-- Begin Extracted entries --

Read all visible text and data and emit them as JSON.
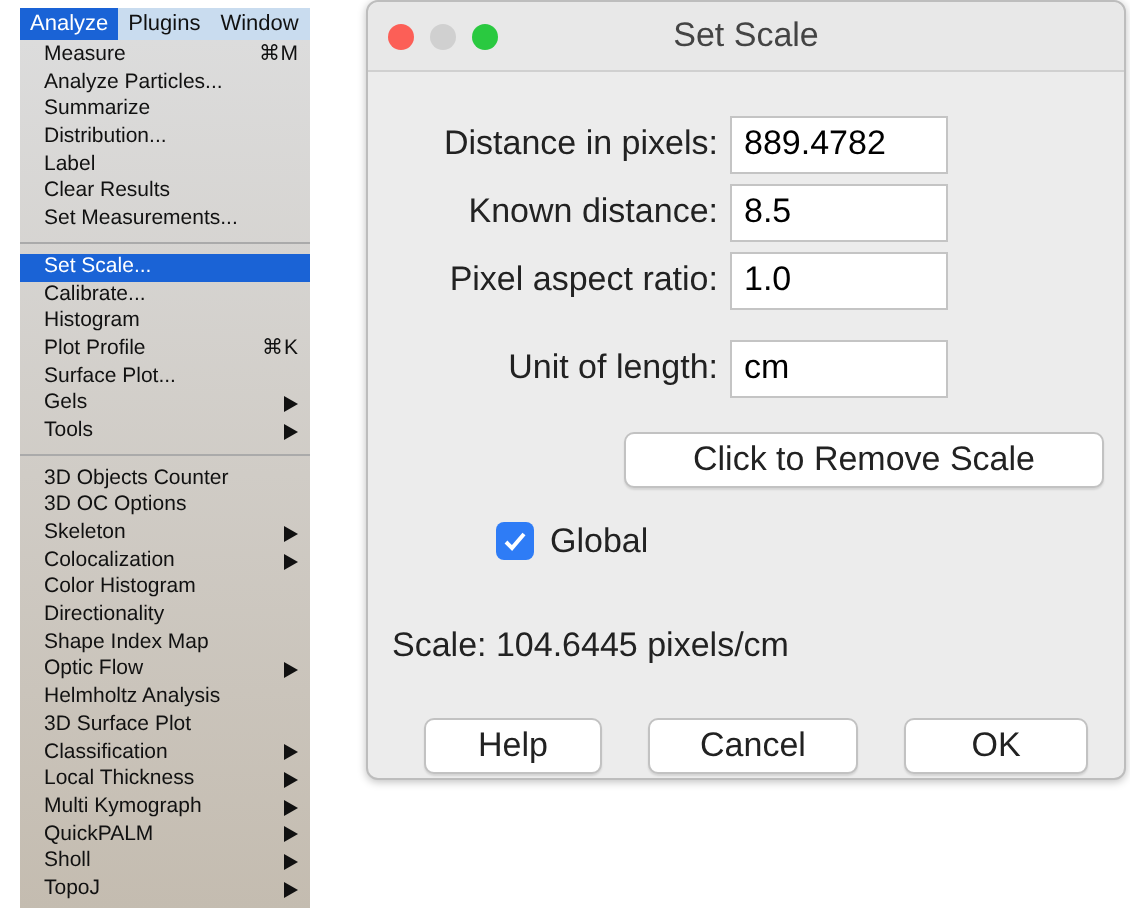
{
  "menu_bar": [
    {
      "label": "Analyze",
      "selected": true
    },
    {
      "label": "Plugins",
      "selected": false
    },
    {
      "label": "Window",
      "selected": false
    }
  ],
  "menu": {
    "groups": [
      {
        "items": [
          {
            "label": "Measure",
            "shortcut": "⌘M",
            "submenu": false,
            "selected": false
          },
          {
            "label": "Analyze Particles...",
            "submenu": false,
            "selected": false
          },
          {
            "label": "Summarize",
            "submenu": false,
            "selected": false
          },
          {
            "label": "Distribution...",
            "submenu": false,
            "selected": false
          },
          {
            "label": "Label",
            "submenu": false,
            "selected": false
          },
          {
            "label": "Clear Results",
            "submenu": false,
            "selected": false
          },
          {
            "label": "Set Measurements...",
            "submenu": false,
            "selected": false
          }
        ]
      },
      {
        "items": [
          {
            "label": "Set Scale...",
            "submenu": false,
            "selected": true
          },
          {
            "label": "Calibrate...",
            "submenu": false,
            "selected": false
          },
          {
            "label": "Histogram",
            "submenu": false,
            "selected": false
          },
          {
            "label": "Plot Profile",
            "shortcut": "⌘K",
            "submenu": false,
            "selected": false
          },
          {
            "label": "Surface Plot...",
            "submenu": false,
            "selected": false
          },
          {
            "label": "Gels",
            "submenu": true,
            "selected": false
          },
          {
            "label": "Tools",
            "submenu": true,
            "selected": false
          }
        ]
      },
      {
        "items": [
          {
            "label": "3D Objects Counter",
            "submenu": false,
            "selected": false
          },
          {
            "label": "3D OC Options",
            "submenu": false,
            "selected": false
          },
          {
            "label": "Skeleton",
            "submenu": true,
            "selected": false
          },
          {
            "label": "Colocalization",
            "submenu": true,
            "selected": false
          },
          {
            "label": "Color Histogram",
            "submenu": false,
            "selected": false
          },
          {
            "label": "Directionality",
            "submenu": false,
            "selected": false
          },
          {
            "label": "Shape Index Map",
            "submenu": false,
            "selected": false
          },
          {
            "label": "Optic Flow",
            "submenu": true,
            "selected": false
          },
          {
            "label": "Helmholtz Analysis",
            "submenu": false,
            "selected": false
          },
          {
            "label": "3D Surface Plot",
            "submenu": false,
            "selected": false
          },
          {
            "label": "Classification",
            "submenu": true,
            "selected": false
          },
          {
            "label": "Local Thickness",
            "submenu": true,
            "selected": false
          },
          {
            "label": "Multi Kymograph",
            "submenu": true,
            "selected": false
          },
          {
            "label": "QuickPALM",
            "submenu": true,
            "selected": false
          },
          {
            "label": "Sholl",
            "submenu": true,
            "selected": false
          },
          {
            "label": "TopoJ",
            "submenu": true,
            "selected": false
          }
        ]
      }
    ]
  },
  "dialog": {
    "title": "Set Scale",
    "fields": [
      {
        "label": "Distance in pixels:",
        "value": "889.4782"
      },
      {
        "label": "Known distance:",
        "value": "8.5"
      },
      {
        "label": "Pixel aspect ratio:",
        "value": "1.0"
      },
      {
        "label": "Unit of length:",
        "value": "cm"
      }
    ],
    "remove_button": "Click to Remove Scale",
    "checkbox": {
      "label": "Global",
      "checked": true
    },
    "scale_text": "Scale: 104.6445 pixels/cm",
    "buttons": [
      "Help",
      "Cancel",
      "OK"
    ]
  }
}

-- End Extracted entries --
-- Begin Extracted entries --

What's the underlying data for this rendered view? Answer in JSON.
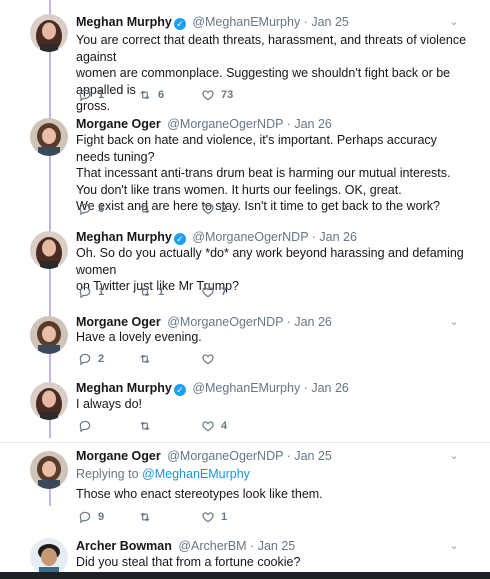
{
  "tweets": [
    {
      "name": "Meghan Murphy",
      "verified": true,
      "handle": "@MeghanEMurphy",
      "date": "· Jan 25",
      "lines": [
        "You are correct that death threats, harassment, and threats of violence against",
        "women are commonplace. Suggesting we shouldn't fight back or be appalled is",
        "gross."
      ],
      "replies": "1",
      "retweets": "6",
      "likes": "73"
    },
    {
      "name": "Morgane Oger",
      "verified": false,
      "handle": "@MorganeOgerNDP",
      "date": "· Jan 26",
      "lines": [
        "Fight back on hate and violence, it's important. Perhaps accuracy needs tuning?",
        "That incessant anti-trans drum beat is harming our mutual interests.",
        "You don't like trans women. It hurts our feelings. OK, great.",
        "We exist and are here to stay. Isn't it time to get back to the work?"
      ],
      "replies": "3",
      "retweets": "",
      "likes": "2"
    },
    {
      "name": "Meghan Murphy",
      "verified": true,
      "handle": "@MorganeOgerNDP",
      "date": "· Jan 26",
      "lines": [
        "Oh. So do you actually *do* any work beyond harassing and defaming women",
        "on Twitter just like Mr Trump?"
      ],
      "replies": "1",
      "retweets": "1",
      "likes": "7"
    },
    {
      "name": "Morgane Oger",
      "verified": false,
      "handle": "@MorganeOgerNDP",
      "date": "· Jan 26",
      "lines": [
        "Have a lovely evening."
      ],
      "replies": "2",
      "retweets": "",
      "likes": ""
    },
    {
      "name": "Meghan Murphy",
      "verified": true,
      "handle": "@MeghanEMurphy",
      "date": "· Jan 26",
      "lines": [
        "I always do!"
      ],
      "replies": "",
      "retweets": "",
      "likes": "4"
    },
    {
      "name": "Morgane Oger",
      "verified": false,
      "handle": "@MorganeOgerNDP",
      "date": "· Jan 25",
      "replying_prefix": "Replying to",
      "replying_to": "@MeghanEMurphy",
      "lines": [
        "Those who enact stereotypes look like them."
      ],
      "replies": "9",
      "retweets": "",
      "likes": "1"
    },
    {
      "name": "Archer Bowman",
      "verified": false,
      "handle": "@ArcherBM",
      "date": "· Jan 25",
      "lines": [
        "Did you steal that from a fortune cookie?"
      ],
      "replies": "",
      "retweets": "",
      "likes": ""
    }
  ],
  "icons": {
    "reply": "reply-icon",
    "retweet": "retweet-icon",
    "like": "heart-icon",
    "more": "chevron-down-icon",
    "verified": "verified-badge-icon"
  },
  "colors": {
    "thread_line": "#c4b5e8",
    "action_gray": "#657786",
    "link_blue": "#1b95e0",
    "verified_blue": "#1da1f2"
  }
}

-- End Extracted entries --

**Stated task:** Take every line containing the word "Histogram" and copy it.

**Task solution:**
            "label": "Histogram",
            "label": "Color Histogram",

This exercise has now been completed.